Extract to read:
# # # #
The client sends this initial HTTP request to the server, requesting to upgrade the connection to a WebSocket. The request might look something like this:
GET /mychat HTTP/1.1 Host: server.example.com Upgrade: websocket Connection: Upgrade Sec-WebSocket-Key: x3JJHMbDL1EzLkh9GBhXDw== Sec-WebSocket-Protocol: chat, superchat Sec-WebSocket-Version: 13 Origin: http://example.com
If the server supports the WebSocket protocol, it agrees to the upgrade and replies with an HTTP 101 status code (Switching Protocols), something like this:
HTTP/1.1 101 Switching Protocols Upgrade: websocket Connection: Upgrade Sec-WebSocket-Accept: HSmrc0sMlYUkAGmm5OPpG2HaGWk= Sec-WebSocket-Protocol: chat
After this handshake process, the connection is upgraded from HTTP to a WebSocket connection, and data can be sent as WebSocket frames, in both directions, between client and server.
This handshake process is necessary because it allows servers to handle both WebSocket and HTTP traffic on the same URL or port, which is especially useful if you want to add real-time features (which WebSockets are great for) to an existing HTTP-based application. It's also an integral part of the WebSocket protocol as defined in its specification.
I'm working on the PKE reactivity system
And I found that websocket transport actually means there's 3 layers of authentication possible.
# # # #
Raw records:
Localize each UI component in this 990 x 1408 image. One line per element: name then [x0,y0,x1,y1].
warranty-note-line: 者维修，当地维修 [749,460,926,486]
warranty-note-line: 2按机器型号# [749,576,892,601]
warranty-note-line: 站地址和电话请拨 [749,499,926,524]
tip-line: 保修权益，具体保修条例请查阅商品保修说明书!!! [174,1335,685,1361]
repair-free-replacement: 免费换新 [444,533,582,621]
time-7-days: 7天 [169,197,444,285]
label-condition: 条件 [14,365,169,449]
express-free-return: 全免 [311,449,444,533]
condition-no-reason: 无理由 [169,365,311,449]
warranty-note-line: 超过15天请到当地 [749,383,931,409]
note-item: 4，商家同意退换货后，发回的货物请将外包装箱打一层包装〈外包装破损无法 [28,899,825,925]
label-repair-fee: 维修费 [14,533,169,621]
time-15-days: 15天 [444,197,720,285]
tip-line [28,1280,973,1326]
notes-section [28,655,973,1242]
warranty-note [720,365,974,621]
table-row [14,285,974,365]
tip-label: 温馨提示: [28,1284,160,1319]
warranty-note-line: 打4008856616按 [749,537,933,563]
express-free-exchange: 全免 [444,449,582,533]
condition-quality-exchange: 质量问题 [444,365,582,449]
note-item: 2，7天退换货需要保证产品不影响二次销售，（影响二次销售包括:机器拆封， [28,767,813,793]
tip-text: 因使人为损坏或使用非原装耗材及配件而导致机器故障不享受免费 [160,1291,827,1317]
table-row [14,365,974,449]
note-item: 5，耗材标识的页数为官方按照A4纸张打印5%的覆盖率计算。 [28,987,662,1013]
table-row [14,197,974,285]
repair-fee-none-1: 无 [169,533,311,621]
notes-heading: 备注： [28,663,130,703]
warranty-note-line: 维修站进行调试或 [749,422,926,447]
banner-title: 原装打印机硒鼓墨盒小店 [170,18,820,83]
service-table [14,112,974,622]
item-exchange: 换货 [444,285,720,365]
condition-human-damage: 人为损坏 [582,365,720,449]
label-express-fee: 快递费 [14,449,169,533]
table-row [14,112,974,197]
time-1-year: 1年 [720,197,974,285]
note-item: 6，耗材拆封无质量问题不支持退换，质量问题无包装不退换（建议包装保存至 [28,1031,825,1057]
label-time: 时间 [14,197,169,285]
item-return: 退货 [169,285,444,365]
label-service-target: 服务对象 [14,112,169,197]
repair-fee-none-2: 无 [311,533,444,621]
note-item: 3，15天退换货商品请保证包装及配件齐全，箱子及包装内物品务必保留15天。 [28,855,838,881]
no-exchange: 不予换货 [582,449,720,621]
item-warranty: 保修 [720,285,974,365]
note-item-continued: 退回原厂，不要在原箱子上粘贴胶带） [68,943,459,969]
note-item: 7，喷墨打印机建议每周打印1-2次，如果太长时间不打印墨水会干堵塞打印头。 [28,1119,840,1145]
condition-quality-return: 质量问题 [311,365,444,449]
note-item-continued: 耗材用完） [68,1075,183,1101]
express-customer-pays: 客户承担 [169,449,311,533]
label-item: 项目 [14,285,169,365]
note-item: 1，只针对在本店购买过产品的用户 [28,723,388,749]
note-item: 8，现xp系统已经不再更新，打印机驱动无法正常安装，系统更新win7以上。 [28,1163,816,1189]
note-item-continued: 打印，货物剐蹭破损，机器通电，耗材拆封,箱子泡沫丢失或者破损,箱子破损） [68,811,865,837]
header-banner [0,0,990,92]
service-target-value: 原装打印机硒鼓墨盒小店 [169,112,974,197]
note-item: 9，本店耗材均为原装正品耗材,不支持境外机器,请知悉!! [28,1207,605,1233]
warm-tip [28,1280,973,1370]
# # # #
What is asked:
Copy the passage on the WebSocket handshake from "The client sends" up to and including "client and server.", replacing "client" with "browser" throughout. The rows stand apart from the passage on the WebSocket handshake.

Answer in full:
The browser sends this initial HTTP request to the server, requesting to upgrade the connection to a WebSocket. The request might look something like this:
GET /mychat HTTP/1.1 Host: server.example.com Upgrade: websocket Connection: Upgrade Sec-WebSocket-Key: x3JJHMbDL1EzLkh9GBhXDw== Sec-WebSocket-Protocol: chat, superchat Sec-WebSocket-Version: 13 Origin: http://example.com
If the server supports the WebSocket protocol, it agrees to the upgrade and replies with an HTTP 101 status code (Switching Protocols), something like this:
HTTP/1.1 101 Switching Protocols Upgrade: websocket Connection: Upgrade Sec-WebSocket-Accept: HSmrc0sMlYUkAGmm5OPpG2HaGWk= Sec-WebSocket-Protocol: chat
After this handshake process, the connection is upgraded from HTTP to a WebSocket connection, and data can be sent as WebSocket frames, in both directions, between browser and server.